MATERIAL FOR THE TASK.
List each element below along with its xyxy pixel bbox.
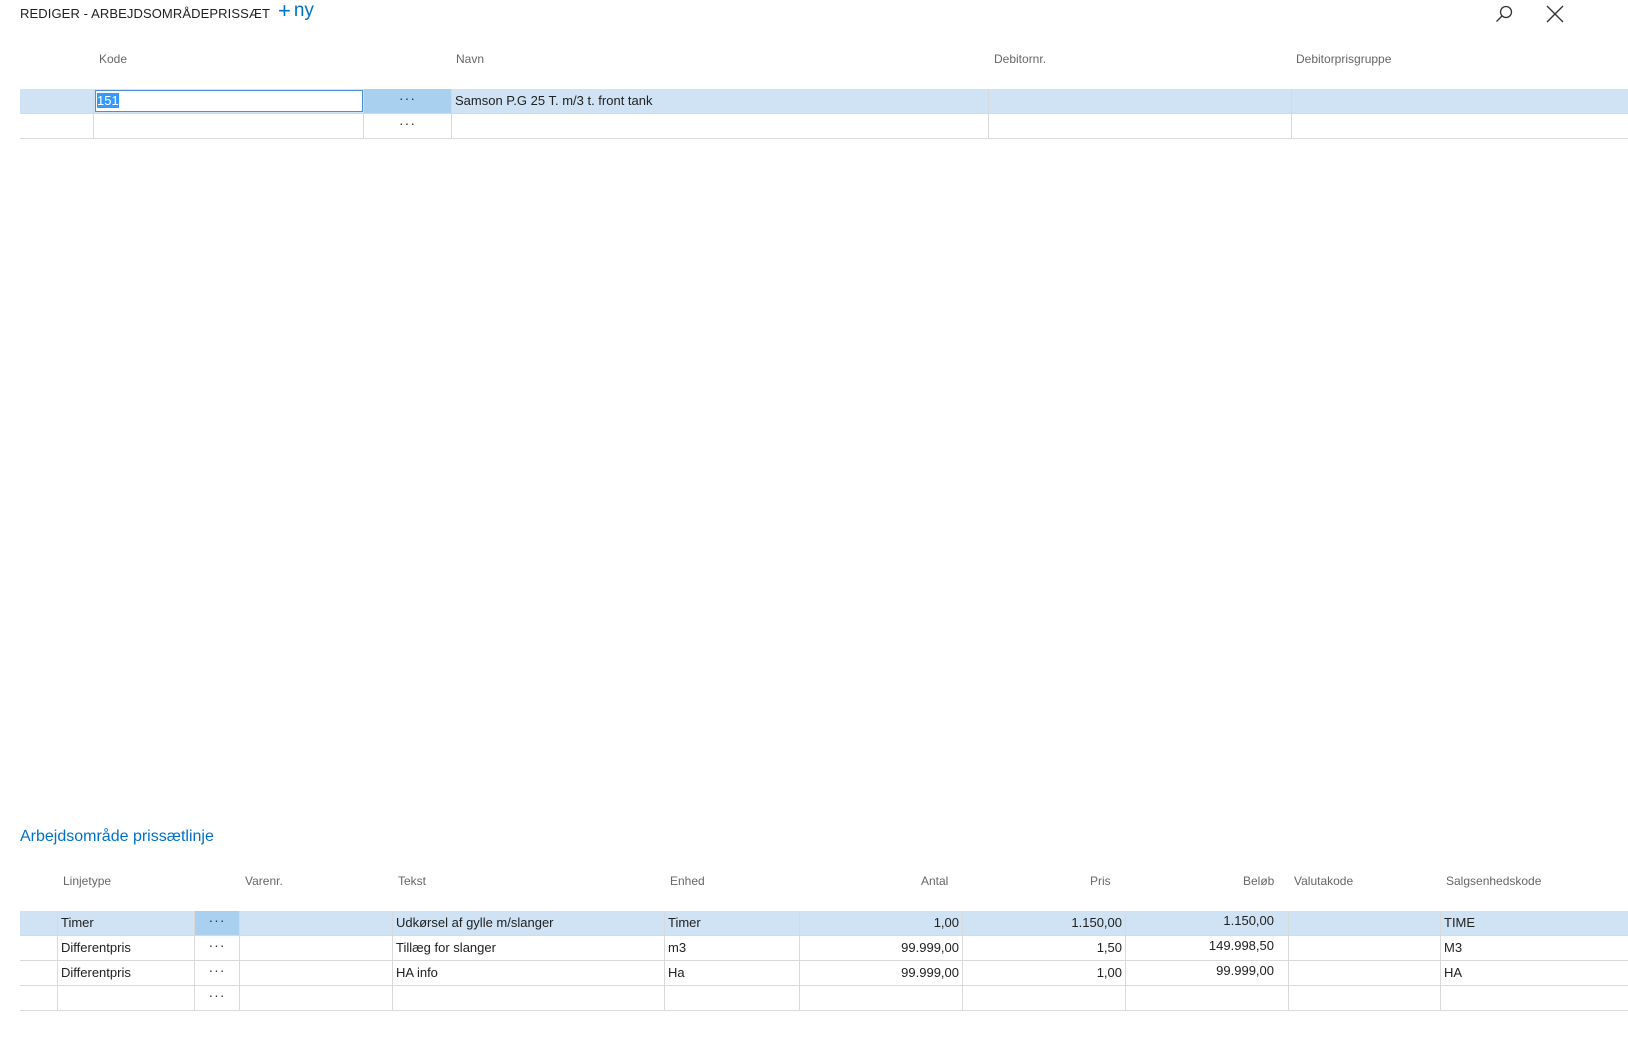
column-header-antal[interactable]: Antal [921, 874, 948, 888]
column-header-belob[interactable]: Beløb [1243, 874, 1274, 888]
belob-cell: 149.998,50 [1126, 936, 1289, 960]
table-row[interactable]: 151 ··· Samson P.G 25 T. m/3 t. front ta… [20, 89, 1628, 114]
column-header-kode[interactable]: Kode [99, 52, 127, 66]
kode-cell[interactable] [94, 114, 364, 138]
antal-cell[interactable]: 1,00 [800, 911, 963, 935]
pris-cell[interactable] [963, 986, 1126, 1010]
ellipsis-icon[interactable]: ··· [195, 911, 240, 935]
column-header-valutakode[interactable]: Valutakode [1294, 874, 1353, 888]
pris-cell[interactable]: 1.150,00 [963, 911, 1126, 935]
column-header-enhed[interactable]: Enhed [670, 874, 705, 888]
row-selector[interactable] [20, 89, 94, 113]
ellipsis-icon[interactable]: ··· [364, 89, 452, 113]
column-header-linjetype[interactable]: Linjetype [63, 874, 111, 888]
salgsenhedskode-cell[interactable]: M3 [1441, 936, 1628, 960]
column-header-varenr[interactable]: Varenr. [245, 874, 283, 888]
linjetype-cell[interactable]: Timer [58, 911, 195, 935]
close-icon[interactable] [1545, 4, 1565, 24]
tekst-cell[interactable]: HA info [393, 961, 665, 985]
salgsenhedskode-cell[interactable]: HA [1441, 961, 1628, 985]
column-header-salgsenhedskode[interactable]: Salgsenhedskode [1446, 874, 1541, 888]
table-row[interactable]: Timer ··· Udkørsel af gylle m/slanger Ti… [20, 911, 1628, 936]
salgsenhedskode-cell[interactable] [1441, 986, 1628, 1010]
ellipsis-icon[interactable]: ··· [364, 114, 452, 138]
tekst-cell[interactable] [393, 986, 665, 1010]
pris-cell[interactable]: 1,50 [963, 936, 1126, 960]
enhed-cell[interactable] [665, 986, 800, 1010]
varenr-cell[interactable] [240, 936, 393, 960]
debitorprisgruppe-cell[interactable] [1292, 114, 1628, 138]
page-title: REDIGER - ARBEJDSOMRÅDEPRISSÆT [20, 6, 271, 21]
navn-cell[interactable]: Samson P.G 25 T. m/3 t. front tank [452, 89, 989, 113]
antal-cell[interactable]: 99.999,00 [800, 961, 963, 985]
ellipsis-icon[interactable]: ··· [195, 961, 240, 985]
valutakode-cell[interactable] [1289, 911, 1441, 935]
valutakode-cell[interactable] [1289, 986, 1441, 1010]
new-button[interactable]: + ny [278, 0, 314, 22]
salgsenhedskode-cell[interactable]: TIME [1441, 911, 1628, 935]
plus-icon: + [278, 0, 291, 23]
lines-section-title[interactable]: Arbejdsområde prissætlinje [20, 828, 214, 846]
enhed-cell[interactable]: Timer [665, 911, 800, 935]
belob-cell: 99.999,00 [1126, 961, 1289, 985]
navn-cell[interactable] [452, 114, 989, 138]
valutakode-cell[interactable] [1289, 936, 1441, 960]
enhed-cell[interactable]: Ha [665, 961, 800, 985]
pris-cell[interactable]: 1,00 [963, 961, 1126, 985]
varenr-cell[interactable] [240, 986, 393, 1010]
linjetype-cell[interactable] [58, 986, 195, 1010]
search-icon[interactable] [1494, 4, 1514, 24]
varenr-cell[interactable] [240, 911, 393, 935]
column-header-debitorprisgruppe[interactable]: Debitorprisgruppe [1296, 52, 1391, 66]
antal-cell[interactable] [800, 986, 963, 1010]
table-row[interactable]: ··· [20, 114, 1628, 139]
valutakode-cell[interactable] [1289, 961, 1441, 985]
new-button-label: ny [293, 0, 314, 21]
row-selector[interactable] [20, 114, 94, 138]
row-selector[interactable] [20, 936, 58, 960]
debitornr-cell[interactable] [989, 89, 1292, 113]
tekst-cell[interactable]: Tillæg for slanger [393, 936, 665, 960]
tekst-cell[interactable]: Udkørsel af gylle m/slanger [393, 911, 665, 935]
table-row[interactable]: Differentpris ··· HA info Ha 99.999,00 1… [20, 961, 1628, 986]
row-selector[interactable] [20, 911, 58, 935]
column-header-navn[interactable]: Navn [456, 52, 484, 66]
belob-cell: 1.150,00 [1126, 911, 1289, 935]
linjetype-cell[interactable]: Differentpris [58, 961, 195, 985]
enhed-cell[interactable]: m3 [665, 936, 800, 960]
kode-input[interactable]: 151 [95, 90, 363, 112]
debitornr-cell[interactable] [989, 114, 1292, 138]
varenr-cell[interactable] [240, 961, 393, 985]
column-header-pris[interactable]: Pris [1090, 874, 1111, 888]
table-row[interactable]: Differentpris ··· Tillæg for slanger m3 … [20, 936, 1628, 961]
antal-cell[interactable]: 99.999,00 [800, 936, 963, 960]
column-header-debitornr[interactable]: Debitornr. [994, 52, 1046, 66]
ellipsis-icon[interactable]: ··· [195, 936, 240, 960]
row-selector[interactable] [20, 961, 58, 985]
column-header-tekst[interactable]: Tekst [398, 874, 426, 888]
belob-cell [1126, 986, 1289, 1010]
debitorprisgruppe-cell[interactable] [1292, 89, 1628, 113]
table-row[interactable]: ··· [20, 986, 1628, 1011]
row-selector[interactable] [20, 986, 58, 1010]
ellipsis-icon[interactable]: ··· [195, 986, 240, 1010]
linjetype-cell[interactable]: Differentpris [58, 936, 195, 960]
kode-cell[interactable]: 151 [94, 89, 364, 113]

YOUR TASK.
Copy every line of the items above word for word, but leave out the pictures.

ANSWER.
List each element below along with its xyxy pixel bbox.
column-header-antal[interactable]: Antal [921, 874, 948, 888]
column-header-belob[interactable]: Beløb [1243, 874, 1274, 888]
belob-cell: 149.998,50 [1126, 936, 1289, 960]
table-row[interactable]: 151 ··· Samson P.G 25 T. m/3 t. front ta… [20, 89, 1628, 114]
column-header-kode[interactable]: Kode [99, 52, 127, 66]
kode-cell[interactable] [94, 114, 364, 138]
antal-cell[interactable]: 1,00 [800, 911, 963, 935]
pris-cell[interactable] [963, 986, 1126, 1010]
ellipsis-icon[interactable]: ··· [195, 911, 240, 935]
column-header-valutakode[interactable]: Valutakode [1294, 874, 1353, 888]
pris-cell[interactable]: 1.150,00 [963, 911, 1126, 935]
column-header-enhed[interactable]: Enhed [670, 874, 705, 888]
row-selector[interactable] [20, 89, 94, 113]
ellipsis-icon[interactable]: ··· [364, 89, 452, 113]
column-header-linjetype[interactable]: Linjetype [63, 874, 111, 888]
salgsenhedskode-cell[interactable]: M3 [1441, 936, 1628, 960]
column-header-varenr[interactable]: Varenr. [245, 874, 283, 888]
linjetype-cell[interactable]: Timer [58, 911, 195, 935]
close-icon[interactable] [1545, 4, 1565, 24]
tekst-cell[interactable]: HA info [393, 961, 665, 985]
salgsenhedskode-cell[interactable]: HA [1441, 961, 1628, 985]
column-header-salgsenhedskode[interactable]: Salgsenhedskode [1446, 874, 1541, 888]
table-row[interactable]: Timer ··· Udkørsel af gylle m/slanger Ti… [20, 911, 1628, 936]
salgsenhedskode-cell[interactable] [1441, 986, 1628, 1010]
ellipsis-icon[interactable]: ··· [364, 114, 452, 138]
tekst-cell[interactable] [393, 986, 665, 1010]
pris-cell[interactable]: 1,50 [963, 936, 1126, 960]
enhed-cell[interactable] [665, 986, 800, 1010]
varenr-cell[interactable] [240, 936, 393, 960]
debitorprisgruppe-cell[interactable] [1292, 114, 1628, 138]
page-title: REDIGER - ARBEJDSOMRÅDEPRISSÆT [20, 6, 271, 21]
navn-cell[interactable]: Samson P.G 25 T. m/3 t. front tank [452, 89, 989, 113]
antal-cell[interactable]: 99.999,00 [800, 961, 963, 985]
ellipsis-icon[interactable]: ··· [195, 961, 240, 985]
valutakode-cell[interactable] [1289, 911, 1441, 935]
valutakode-cell[interactable] [1289, 986, 1441, 1010]
new-button[interactable]: + ny [278, 0, 314, 22]
salgsenhedskode-cell[interactable]: TIME [1441, 911, 1628, 935]
plus-icon: + [278, 0, 291, 23]
lines-section-title[interactable]: Arbejdsområde prissætlinje [20, 828, 214, 846]
enhed-cell[interactable]: Timer [665, 911, 800, 935]
belob-cell: 99.999,00 [1126, 961, 1289, 985]
navn-cell[interactable] [452, 114, 989, 138]
valutakode-cell[interactable] [1289, 936, 1441, 960]
enhed-cell[interactable]: Ha [665, 961, 800, 985]
pris-cell[interactable]: 1,00 [963, 961, 1126, 985]
varenr-cell[interactable] [240, 986, 393, 1010]
linjetype-cell[interactable] [58, 986, 195, 1010]
search-icon[interactable] [1494, 4, 1514, 24]
varenr-cell[interactable] [240, 911, 393, 935]
column-header-debitorprisgruppe[interactable]: Debitorprisgruppe [1296, 52, 1391, 66]
antal-cell[interactable] [800, 986, 963, 1010]
table-row[interactable]: ··· [20, 114, 1628, 139]
valutakode-cell[interactable] [1289, 961, 1441, 985]
new-button-label: ny [293, 0, 314, 21]
row-selector[interactable] [20, 114, 94, 138]
row-selector[interactable] [20, 936, 58, 960]
debitornr-cell[interactable] [989, 89, 1292, 113]
tekst-cell[interactable]: Tillæg for slanger [393, 936, 665, 960]
tekst-cell[interactable]: Udkørsel af gylle m/slanger [393, 911, 665, 935]
table-row[interactable]: Differentpris ··· HA info Ha 99.999,00 1… [20, 961, 1628, 986]
row-selector[interactable] [20, 911, 58, 935]
column-header-navn[interactable]: Navn [456, 52, 484, 66]
belob-cell: 1.150,00 [1126, 911, 1289, 935]
linjetype-cell[interactable]: Differentpris [58, 961, 195, 985]
enhed-cell[interactable]: m3 [665, 936, 800, 960]
kode-input[interactable]: 151 [95, 90, 363, 112]
debitornr-cell[interactable] [989, 114, 1292, 138]
varenr-cell[interactable] [240, 961, 393, 985]
column-header-pris[interactable]: Pris [1090, 874, 1111, 888]
table-row[interactable]: Differentpris ··· Tillæg for slanger m3 … [20, 936, 1628, 961]
antal-cell[interactable]: 99.999,00 [800, 936, 963, 960]
column-header-debitornr[interactable]: Debitornr. [994, 52, 1046, 66]
ellipsis-icon[interactable]: ··· [195, 936, 240, 960]
row-selector[interactable] [20, 961, 58, 985]
column-header-tekst[interactable]: Tekst [398, 874, 426, 888]
belob-cell [1126, 986, 1289, 1010]
debitorprisgruppe-cell[interactable] [1292, 89, 1628, 113]
table-row[interactable]: ··· [20, 986, 1628, 1011]
row-selector[interactable] [20, 986, 58, 1010]
ellipsis-icon[interactable]: ··· [195, 986, 240, 1010]
linjetype-cell[interactable]: Differentpris [58, 936, 195, 960]
kode-cell[interactable]: 151 [94, 89, 364, 113]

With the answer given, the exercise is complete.